— Begin —

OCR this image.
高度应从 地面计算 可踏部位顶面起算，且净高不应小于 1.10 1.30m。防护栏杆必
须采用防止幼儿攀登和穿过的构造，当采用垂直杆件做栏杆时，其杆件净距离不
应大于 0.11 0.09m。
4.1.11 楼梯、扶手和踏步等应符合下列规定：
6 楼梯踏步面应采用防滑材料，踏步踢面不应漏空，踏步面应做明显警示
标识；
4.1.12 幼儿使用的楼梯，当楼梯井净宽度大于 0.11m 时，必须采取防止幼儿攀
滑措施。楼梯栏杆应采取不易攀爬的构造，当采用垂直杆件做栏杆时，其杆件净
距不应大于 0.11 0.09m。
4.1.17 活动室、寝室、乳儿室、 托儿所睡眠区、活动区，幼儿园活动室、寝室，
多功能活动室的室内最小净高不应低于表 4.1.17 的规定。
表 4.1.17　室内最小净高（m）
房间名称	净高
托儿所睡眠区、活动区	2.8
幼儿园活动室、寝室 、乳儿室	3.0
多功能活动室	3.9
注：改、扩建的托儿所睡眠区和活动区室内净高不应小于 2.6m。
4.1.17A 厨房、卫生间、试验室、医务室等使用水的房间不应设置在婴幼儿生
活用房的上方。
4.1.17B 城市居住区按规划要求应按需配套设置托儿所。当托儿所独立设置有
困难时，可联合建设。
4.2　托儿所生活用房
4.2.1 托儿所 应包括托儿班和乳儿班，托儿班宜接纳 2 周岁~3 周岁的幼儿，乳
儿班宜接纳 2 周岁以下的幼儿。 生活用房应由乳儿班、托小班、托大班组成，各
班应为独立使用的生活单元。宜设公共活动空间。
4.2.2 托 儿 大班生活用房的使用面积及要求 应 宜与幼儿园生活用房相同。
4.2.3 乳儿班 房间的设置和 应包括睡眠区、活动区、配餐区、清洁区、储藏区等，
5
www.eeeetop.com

— End —

**Work instructions**.
Give the listing above again, word for word.

**Solution to this problem**.
OCR this image.
高度应从 地面计算 可踏部位顶面起算，且净高不应小于 1.10 1.30m。防护栏杆必
须采用防止幼儿攀登和穿过的构造，当采用垂直杆件做栏杆时，其杆件净距离不
应大于 0.11 0.09m。
4.1.11 楼梯、扶手和踏步等应符合下列规定：
6 楼梯踏步面应采用防滑材料，踏步踢面不应漏空，踏步面应做明显警示
标识；
4.1.12 幼儿使用的楼梯，当楼梯井净宽度大于 0.11m 时，必须采取防止幼儿攀
滑措施。楼梯栏杆应采取不易攀爬的构造，当采用垂直杆件做栏杆时，其杆件净
距不应大于 0.11 0.09m。
4.1.17 活动室、寝室、乳儿室、 托儿所睡眠区、活动区，幼儿园活动室、寝室，
多功能活动室的室内最小净高不应低于表 4.1.17 的规定。
表 4.1.17　室内最小净高（m）
房间名称	净高
托儿所睡眠区、活动区	2.8
幼儿园活动室、寝室 、乳儿室	3.0
多功能活动室	3.9
注：改、扩建的托儿所睡眠区和活动区室内净高不应小于 2.6m。
4.1.17A 厨房、卫生间、试验室、医务室等使用水的房间不应设置在婴幼儿生
活用房的上方。
4.1.17B 城市居住区按规划要求应按需配套设置托儿所。当托儿所独立设置有
困难时，可联合建设。
4.2　托儿所生活用房
4.2.1 托儿所 应包括托儿班和乳儿班，托儿班宜接纳 2 周岁~3 周岁的幼儿，乳
儿班宜接纳 2 周岁以下的幼儿。 生活用房应由乳儿班、托小班、托大班组成，各
班应为独立使用的生活单元。宜设公共活动空间。
4.2.2 托 儿 大班生活用房的使用面积及要求 应 宜与幼儿园生活用房相同。
4.2.3 乳儿班 房间的设置和 应包括睡眠区、活动区、配餐区、清洁区、储藏区等，
5
www.eeeetop.com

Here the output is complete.